• **SUPPLIED RECORDS**:

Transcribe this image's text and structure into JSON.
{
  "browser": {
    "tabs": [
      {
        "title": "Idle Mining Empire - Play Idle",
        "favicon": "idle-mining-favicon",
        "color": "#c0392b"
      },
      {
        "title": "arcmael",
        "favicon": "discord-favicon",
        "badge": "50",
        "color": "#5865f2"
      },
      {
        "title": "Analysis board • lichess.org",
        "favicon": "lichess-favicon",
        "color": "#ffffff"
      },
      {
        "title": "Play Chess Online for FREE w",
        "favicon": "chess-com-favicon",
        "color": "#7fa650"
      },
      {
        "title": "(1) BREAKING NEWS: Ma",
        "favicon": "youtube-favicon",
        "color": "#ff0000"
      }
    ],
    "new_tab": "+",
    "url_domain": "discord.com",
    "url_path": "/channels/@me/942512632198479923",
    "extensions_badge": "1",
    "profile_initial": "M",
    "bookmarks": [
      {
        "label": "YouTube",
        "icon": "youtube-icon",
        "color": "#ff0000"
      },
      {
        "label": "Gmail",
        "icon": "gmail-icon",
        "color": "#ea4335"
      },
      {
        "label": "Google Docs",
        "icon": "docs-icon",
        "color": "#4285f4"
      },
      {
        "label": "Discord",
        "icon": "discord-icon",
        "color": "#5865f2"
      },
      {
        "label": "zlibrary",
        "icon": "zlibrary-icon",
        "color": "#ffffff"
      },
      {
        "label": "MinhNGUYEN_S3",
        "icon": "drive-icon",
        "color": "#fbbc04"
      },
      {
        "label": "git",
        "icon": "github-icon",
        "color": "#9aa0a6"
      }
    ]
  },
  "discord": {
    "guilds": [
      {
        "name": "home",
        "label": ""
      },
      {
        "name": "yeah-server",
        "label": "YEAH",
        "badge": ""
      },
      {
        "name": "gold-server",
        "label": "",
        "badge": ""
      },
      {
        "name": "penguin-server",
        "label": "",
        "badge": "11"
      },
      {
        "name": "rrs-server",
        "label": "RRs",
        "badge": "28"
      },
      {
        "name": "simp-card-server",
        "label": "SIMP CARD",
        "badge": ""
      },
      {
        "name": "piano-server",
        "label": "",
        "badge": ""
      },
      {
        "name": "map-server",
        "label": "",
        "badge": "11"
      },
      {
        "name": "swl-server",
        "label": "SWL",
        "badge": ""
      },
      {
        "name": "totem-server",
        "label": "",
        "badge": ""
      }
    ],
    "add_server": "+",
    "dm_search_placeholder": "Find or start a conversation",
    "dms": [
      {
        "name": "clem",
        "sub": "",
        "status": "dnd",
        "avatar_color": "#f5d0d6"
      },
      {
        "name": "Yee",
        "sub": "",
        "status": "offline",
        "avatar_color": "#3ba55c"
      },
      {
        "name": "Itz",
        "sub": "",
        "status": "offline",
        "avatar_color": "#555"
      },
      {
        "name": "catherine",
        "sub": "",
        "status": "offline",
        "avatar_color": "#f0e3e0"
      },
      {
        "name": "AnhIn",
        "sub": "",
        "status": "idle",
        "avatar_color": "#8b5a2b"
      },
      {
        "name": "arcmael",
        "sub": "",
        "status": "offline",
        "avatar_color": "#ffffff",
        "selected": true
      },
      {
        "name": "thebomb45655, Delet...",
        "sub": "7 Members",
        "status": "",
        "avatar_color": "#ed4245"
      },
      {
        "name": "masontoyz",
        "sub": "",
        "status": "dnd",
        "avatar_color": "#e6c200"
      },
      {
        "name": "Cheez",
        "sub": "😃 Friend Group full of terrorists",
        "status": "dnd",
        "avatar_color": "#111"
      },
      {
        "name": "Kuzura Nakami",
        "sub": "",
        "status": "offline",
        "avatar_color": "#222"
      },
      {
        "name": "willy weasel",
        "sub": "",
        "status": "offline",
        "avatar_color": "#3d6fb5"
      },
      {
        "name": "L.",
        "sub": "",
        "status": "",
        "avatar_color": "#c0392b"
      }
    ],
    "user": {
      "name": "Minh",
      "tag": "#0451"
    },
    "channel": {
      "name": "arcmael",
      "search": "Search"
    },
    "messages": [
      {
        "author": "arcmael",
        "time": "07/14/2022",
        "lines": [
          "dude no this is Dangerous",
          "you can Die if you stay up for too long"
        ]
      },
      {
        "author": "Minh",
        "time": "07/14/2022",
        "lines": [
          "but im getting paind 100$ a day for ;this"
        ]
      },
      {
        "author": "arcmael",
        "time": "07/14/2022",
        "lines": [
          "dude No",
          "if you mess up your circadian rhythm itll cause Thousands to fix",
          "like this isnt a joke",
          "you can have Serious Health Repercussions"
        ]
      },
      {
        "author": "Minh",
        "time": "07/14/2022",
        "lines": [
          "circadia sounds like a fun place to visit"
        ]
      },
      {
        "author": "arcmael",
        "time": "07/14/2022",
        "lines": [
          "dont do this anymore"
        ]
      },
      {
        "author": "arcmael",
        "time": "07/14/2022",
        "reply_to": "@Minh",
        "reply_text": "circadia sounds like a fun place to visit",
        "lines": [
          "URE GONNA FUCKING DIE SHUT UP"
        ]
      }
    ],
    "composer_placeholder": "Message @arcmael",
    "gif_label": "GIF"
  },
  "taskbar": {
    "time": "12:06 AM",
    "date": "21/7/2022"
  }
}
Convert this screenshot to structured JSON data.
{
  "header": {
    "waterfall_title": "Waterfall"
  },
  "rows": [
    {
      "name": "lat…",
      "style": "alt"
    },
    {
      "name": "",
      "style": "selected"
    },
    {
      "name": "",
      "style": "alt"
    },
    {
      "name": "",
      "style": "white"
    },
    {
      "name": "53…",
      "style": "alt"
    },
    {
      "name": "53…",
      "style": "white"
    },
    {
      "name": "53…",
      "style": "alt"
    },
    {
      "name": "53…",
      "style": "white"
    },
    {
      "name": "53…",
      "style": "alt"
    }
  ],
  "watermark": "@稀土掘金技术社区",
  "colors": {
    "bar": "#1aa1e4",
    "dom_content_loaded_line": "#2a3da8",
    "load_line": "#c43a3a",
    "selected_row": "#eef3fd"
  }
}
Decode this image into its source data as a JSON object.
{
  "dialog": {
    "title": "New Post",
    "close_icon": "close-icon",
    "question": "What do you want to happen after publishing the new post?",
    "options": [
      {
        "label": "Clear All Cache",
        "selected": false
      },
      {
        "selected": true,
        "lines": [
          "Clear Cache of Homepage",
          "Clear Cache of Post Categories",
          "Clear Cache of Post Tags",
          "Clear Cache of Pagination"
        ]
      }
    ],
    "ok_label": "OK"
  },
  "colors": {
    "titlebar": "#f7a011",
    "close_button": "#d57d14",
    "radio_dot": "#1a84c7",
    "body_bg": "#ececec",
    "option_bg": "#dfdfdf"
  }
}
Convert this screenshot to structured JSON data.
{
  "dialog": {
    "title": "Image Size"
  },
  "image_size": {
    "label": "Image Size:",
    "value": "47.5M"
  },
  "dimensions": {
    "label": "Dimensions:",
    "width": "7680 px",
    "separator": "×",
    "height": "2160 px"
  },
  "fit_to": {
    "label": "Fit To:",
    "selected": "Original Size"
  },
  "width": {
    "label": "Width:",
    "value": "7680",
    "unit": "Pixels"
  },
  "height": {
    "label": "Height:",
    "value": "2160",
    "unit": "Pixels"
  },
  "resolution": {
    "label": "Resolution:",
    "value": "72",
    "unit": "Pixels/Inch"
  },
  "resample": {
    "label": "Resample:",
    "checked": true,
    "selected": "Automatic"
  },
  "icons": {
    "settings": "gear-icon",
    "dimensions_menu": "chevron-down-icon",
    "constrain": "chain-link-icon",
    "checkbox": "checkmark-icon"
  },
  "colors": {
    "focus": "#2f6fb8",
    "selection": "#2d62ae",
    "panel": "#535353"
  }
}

• **GOAL OF THE EXERCISE**: Reproduce all data above, unchanged.

• **EXPECTED ANSWER**:
Transcribe this image's text and structure into JSON.
{
  "browser": {
    "tabs": [
      {
        "title": "Idle Mining Empire - Play Idle",
        "favicon": "idle-mining-favicon",
        "color": "#c0392b"
      },
      {
        "title": "arcmael",
        "favicon": "discord-favicon",
        "badge": "50",
        "color": "#5865f2"
      },
      {
        "title": "Analysis board • lichess.org",
        "favicon": "lichess-favicon",
        "color": "#ffffff"
      },
      {
        "title": "Play Chess Online for FREE w",
        "favicon": "chess-com-favicon",
        "color": "#7fa650"
      },
      {
        "title": "(1) BREAKING NEWS: Ma",
        "favicon": "youtube-favicon",
        "color": "#ff0000"
      }
    ],
    "new_tab": "+",
    "url_domain": "discord.com",
    "url_path": "/channels/@me/942512632198479923",
    "extensions_badge": "1",
    "profile_initial": "M",
    "bookmarks": [
      {
        "label": "YouTube",
        "icon": "youtube-icon",
        "color": "#ff0000"
      },
      {
        "label": "Gmail",
        "icon": "gmail-icon",
        "color": "#ea4335"
      },
      {
        "label": "Google Docs",
        "icon": "docs-icon",
        "color": "#4285f4"
      },
      {
        "label": "Discord",
        "icon": "discord-icon",
        "color": "#5865f2"
      },
      {
        "label": "zlibrary",
        "icon": "zlibrary-icon",
        "color": "#ffffff"
      },
      {
        "label": "MinhNGUYEN_S3",
        "icon": "drive-icon",
        "color": "#fbbc04"
      },
      {
        "label": "git",
        "icon": "github-icon",
        "color": "#9aa0a6"
      }
    ]
  },
  "discord": {
    "guilds": [
      {
        "name": "home",
        "label": ""
      },
      {
        "name": "yeah-server",
        "label": "YEAH",
        "badge": ""
      },
      {
        "name": "gold-server",
        "label": "",
        "badge": ""
      },
      {
        "name": "penguin-server",
        "label": "",
        "badge": "11"
      },
      {
        "name": "rrs-server",
        "label": "RRs",
        "badge": "28"
      },
      {
        "name": "simp-card-server",
        "label": "SIMP CARD",
        "badge": ""
      },
      {
        "name": "piano-server",
        "label": "",
        "badge": ""
      },
      {
        "name": "map-server",
        "label": "",
        "badge": "11"
      },
      {
        "name": "swl-server",
        "label": "SWL",
        "badge": ""
      },
      {
        "name": "totem-server",
        "label": "",
        "badge": ""
      }
    ],
    "add_server": "+",
    "dm_search_placeholder": "Find or start a conversation",
    "dms": [
      {
        "name": "clem",
        "sub": "",
        "status": "dnd",
        "avatar_color": "#f5d0d6"
      },
      {
        "name": "Yee",
        "sub": "",
        "status": "offline",
        "avatar_color": "#3ba55c"
      },
      {
        "name": "Itz",
        "sub": "",
        "status": "offline",
        "avatar_color": "#555"
      },
      {
        "name": "catherine",
        "sub": "",
        "status": "offline",
        "avatar_color": "#f0e3e0"
      },
      {
        "name": "AnhIn",
        "sub": "",
        "status": "idle",
        "avatar_color": "#8b5a2b"
      },
      {
        "name": "arcmael",
        "sub": "",
        "status": "offline",
        "avatar_color": "#ffffff",
        "selected": true
      },
      {
        "name": "thebomb45655, Delet...",
        "sub": "7 Members",
        "status": "",
        "avatar_color": "#ed4245"
      },
      {
        "name": "masontoyz",
        "sub": "",
        "status": "dnd",
        "avatar_color": "#e6c200"
      },
      {
        "name": "Cheez",
        "sub": "😃 Friend Group full of terrorists",
        "status": "dnd",
        "avatar_color": "#111"
      },
      {
        "name": "Kuzura Nakami",
        "sub": "",
        "status": "offline",
        "avatar_color": "#222"
      },
      {
        "name": "willy weasel",
        "sub": "",
        "status": "offline",
        "avatar_color": "#3d6fb5"
      },
      {
        "name": "L.",
        "sub": "",
        "status": "",
        "avatar_color": "#c0392b"
      }
    ],
    "user": {
      "name": "Minh",
      "tag": "#0451"
    },
    "channel": {
      "name": "arcmael",
      "search": "Search"
    },
    "messages": [
      {
        "author": "arcmael",
        "time": "07/14/2022",
        "lines": [
          "dude no this is Dangerous",
          "you can Die if you stay up for too long"
        ]
      },
      {
        "author": "Minh",
        "time": "07/14/2022",
        "lines": [
          "but im getting paind 100$ a day for ;this"
        ]
      },
      {
        "author": "arcmael",
        "time": "07/14/2022",
        "lines": [
          "dude No",
          "if you mess up your circadian rhythm itll cause Thousands to fix",
          "like this isnt a joke",
          "you can have Serious Health Repercussions"
        ]
      },
      {
        "author": "Minh",
        "time": "07/14/2022",
        "lines": [
          "circadia sounds like a fun place to visit"
        ]
      },
      {
        "author": "arcmael",
        "time": "07/14/2022",
        "lines": [
          "dont do this anymore"
        ]
      },
      {
        "author": "arcmael",
        "time": "07/14/2022",
        "reply_to": "@Minh",
        "reply_text": "circadia sounds like a fun place to visit",
        "lines": [
          "URE GONNA FUCKING DIE SHUT UP"
        ]
      }
    ],
    "composer_placeholder": "Message @arcmael",
    "gif_label": "GIF"
  },
  "taskbar": {
    "time": "12:06 AM",
    "date": "21/7/2022"
  }
}
Convert this screenshot to structured JSON data.
{
  "header": {
    "waterfall_title": "Waterfall"
  },
  "rows": [
    {
      "name": "lat…",
      "style": "alt"
    },
    {
      "name": "",
      "style": "selected"
    },
    {
      "name": "",
      "style": "alt"
    },
    {
      "name": "",
      "style": "white"
    },
    {
      "name": "53…",
      "style": "alt"
    },
    {
      "name": "53…",
      "style": "white"
    },
    {
      "name": "53…",
      "style": "alt"
    },
    {
      "name": "53…",
      "style": "white"
    },
    {
      "name": "53…",
      "style": "alt"
    }
  ],
  "watermark": "@稀土掘金技术社区",
  "colors": {
    "bar": "#1aa1e4",
    "dom_content_loaded_line": "#2a3da8",
    "load_line": "#c43a3a",
    "selected_row": "#eef3fd"
  }
}
Decode this image into its source data as a JSON object.
{
  "dialog": {
    "title": "New Post",
    "close_icon": "close-icon",
    "question": "What do you want to happen after publishing the new post?",
    "options": [
      {
        "label": "Clear All Cache",
        "selected": false
      },
      {
        "selected": true,
        "lines": [
          "Clear Cache of Homepage",
          "Clear Cache of Post Categories",
          "Clear Cache of Post Tags",
          "Clear Cache of Pagination"
        ]
      }
    ],
    "ok_label": "OK"
  },
  "colors": {
    "titlebar": "#f7a011",
    "close_button": "#d57d14",
    "radio_dot": "#1a84c7",
    "body_bg": "#ececec",
    "option_bg": "#dfdfdf"
  }
}
Convert this screenshot to structured JSON data.
{
  "dialog": {
    "title": "Image Size"
  },
  "image_size": {
    "label": "Image Size:",
    "value": "47.5M"
  },
  "dimensions": {
    "label": "Dimensions:",
    "width": "7680 px",
    "separator": "×",
    "height": "2160 px"
  },
  "fit_to": {
    "label": "Fit To:",
    "selected": "Original Size"
  },
  "width": {
    "label": "Width:",
    "value": "7680",
    "unit": "Pixels"
  },
  "height": {
    "label": "Height:",
    "value": "2160",
    "unit": "Pixels"
  },
  "resolution": {
    "label": "Resolution:",
    "value": "72",
    "unit": "Pixels/Inch"
  },
  "resample": {
    "label": "Resample:",
    "checked": true,
    "selected": "Automatic"
  },
  "icons": {
    "settings": "gear-icon",
    "dimensions_menu": "chevron-down-icon",
    "constrain": "chain-link-icon",
    "checkbox": "checkmark-icon"
  },
  "colors": {
    "focus": "#2f6fb8",
    "selection": "#2d62ae",
    "panel": "#535353"
  }
}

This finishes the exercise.